**Task prompt:**
Retype all the records with nothing changed.

**Records supplied:**
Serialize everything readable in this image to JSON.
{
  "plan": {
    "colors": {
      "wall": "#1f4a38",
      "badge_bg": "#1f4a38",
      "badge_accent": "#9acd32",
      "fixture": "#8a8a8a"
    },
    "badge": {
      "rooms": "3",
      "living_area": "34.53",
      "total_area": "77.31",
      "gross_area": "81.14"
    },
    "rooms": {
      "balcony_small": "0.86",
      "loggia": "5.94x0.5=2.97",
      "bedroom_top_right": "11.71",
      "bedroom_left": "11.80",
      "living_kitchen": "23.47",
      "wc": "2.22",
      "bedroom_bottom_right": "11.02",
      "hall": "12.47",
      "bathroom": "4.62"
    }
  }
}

**Correct output:**
Serialize everything readable in this image to JSON.
{
  "plan": {
    "colors": {
      "wall": "#1f4a38",
      "badge_bg": "#1f4a38",
      "badge_accent": "#9acd32",
      "fixture": "#8a8a8a"
    },
    "badge": {
      "rooms": "3",
      "living_area": "34.53",
      "total_area": "77.31",
      "gross_area": "81.14"
    },
    "rooms": {
      "balcony_small": "0.86",
      "loggia": "5.94x0.5=2.97",
      "bedroom_top_right": "11.71",
      "bedroom_left": "11.80",
      "living_kitchen": "23.47",
      "wc": "2.22",
      "bedroom_bottom_right": "11.02",
      "hall": "12.47",
      "bathroom": "4.62"
    }
  }
}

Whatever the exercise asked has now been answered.